### YOUR INSTRUCTIONS
Below is a listing. Gather each line of it that contains "text".

### SUPPLIED RECORDS
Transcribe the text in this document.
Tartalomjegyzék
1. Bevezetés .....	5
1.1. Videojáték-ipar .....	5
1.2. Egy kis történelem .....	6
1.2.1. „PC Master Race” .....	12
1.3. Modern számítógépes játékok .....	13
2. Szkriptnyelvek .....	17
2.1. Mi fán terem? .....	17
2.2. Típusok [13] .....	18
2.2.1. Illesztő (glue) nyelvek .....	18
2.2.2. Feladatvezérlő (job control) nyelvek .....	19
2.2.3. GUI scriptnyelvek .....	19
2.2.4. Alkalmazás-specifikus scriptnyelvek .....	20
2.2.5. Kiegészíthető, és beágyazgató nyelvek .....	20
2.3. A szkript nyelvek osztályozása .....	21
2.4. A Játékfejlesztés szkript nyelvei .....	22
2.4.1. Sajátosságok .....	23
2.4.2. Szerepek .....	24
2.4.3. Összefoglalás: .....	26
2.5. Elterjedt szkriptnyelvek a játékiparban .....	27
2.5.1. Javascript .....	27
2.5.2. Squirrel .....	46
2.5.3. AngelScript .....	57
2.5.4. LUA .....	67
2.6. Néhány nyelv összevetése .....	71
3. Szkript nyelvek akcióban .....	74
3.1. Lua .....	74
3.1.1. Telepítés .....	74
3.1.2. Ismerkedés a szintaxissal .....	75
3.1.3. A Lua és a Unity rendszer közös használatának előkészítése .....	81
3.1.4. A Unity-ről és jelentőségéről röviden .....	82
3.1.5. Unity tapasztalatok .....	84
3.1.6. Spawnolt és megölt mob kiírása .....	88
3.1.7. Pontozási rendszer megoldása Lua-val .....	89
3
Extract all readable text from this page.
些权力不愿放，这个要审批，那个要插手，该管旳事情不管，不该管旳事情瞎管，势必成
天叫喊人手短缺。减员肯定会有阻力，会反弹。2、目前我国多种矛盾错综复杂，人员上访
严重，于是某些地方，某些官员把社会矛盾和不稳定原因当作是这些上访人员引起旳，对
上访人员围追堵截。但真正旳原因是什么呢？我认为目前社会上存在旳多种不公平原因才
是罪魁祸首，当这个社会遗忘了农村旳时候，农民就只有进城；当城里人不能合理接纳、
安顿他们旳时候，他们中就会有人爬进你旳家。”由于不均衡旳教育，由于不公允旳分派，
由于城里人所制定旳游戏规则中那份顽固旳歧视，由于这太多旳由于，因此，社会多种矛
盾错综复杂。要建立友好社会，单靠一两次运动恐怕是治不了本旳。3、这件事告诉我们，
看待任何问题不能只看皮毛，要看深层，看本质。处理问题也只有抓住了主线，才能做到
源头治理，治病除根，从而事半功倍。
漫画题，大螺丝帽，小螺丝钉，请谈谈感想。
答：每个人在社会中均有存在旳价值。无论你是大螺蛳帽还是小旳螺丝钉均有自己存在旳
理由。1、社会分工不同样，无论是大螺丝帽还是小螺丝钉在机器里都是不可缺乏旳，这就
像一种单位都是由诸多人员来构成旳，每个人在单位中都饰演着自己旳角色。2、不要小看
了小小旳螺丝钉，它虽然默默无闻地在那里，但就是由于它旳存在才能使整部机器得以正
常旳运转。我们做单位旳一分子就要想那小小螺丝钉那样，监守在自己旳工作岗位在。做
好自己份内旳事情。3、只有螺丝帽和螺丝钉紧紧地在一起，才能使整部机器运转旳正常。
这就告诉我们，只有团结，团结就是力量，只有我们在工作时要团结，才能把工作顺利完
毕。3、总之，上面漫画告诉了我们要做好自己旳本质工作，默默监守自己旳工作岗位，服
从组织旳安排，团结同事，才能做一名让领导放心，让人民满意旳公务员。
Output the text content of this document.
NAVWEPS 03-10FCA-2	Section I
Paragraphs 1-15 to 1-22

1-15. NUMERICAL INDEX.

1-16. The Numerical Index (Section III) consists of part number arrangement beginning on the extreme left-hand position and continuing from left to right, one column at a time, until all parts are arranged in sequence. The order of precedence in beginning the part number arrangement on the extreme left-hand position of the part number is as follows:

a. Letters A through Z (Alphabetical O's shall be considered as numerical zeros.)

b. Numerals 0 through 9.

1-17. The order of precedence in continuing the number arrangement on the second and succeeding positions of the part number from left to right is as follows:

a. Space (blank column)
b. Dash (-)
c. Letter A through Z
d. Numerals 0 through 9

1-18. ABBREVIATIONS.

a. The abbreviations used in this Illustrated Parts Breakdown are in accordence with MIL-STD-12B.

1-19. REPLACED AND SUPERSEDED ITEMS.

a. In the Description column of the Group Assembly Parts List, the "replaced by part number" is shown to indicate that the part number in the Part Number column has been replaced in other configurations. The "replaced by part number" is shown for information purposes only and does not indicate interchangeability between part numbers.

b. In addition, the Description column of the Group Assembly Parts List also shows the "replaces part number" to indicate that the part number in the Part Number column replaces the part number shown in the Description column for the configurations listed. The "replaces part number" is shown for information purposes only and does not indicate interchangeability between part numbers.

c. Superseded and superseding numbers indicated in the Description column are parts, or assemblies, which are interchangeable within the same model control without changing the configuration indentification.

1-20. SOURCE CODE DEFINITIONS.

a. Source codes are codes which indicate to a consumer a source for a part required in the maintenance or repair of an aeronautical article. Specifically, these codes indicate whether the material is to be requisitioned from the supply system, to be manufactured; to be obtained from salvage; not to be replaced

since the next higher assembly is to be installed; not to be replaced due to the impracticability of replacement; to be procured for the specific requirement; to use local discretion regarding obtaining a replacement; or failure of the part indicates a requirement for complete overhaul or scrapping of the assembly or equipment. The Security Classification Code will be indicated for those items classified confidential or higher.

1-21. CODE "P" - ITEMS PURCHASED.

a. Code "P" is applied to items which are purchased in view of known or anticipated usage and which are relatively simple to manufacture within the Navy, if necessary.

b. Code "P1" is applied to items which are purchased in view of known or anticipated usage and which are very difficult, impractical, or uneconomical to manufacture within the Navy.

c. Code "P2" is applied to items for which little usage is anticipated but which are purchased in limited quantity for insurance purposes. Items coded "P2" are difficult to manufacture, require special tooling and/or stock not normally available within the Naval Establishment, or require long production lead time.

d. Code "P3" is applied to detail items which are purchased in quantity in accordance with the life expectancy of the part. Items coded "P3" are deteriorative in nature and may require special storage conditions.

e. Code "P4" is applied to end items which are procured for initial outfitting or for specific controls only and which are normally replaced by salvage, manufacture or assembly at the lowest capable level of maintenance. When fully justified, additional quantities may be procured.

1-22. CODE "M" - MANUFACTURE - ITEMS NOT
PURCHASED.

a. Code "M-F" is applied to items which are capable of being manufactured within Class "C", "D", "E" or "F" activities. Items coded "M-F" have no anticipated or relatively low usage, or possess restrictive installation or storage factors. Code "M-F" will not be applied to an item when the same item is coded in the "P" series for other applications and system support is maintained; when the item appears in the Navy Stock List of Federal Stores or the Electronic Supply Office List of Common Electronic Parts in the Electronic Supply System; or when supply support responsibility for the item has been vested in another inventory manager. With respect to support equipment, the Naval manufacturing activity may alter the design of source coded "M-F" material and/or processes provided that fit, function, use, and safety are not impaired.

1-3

### RESPONSE TO THIS EXERCISE
Transcribe the text in this document.
Extract all readable text from this page.
Output the text content of this document.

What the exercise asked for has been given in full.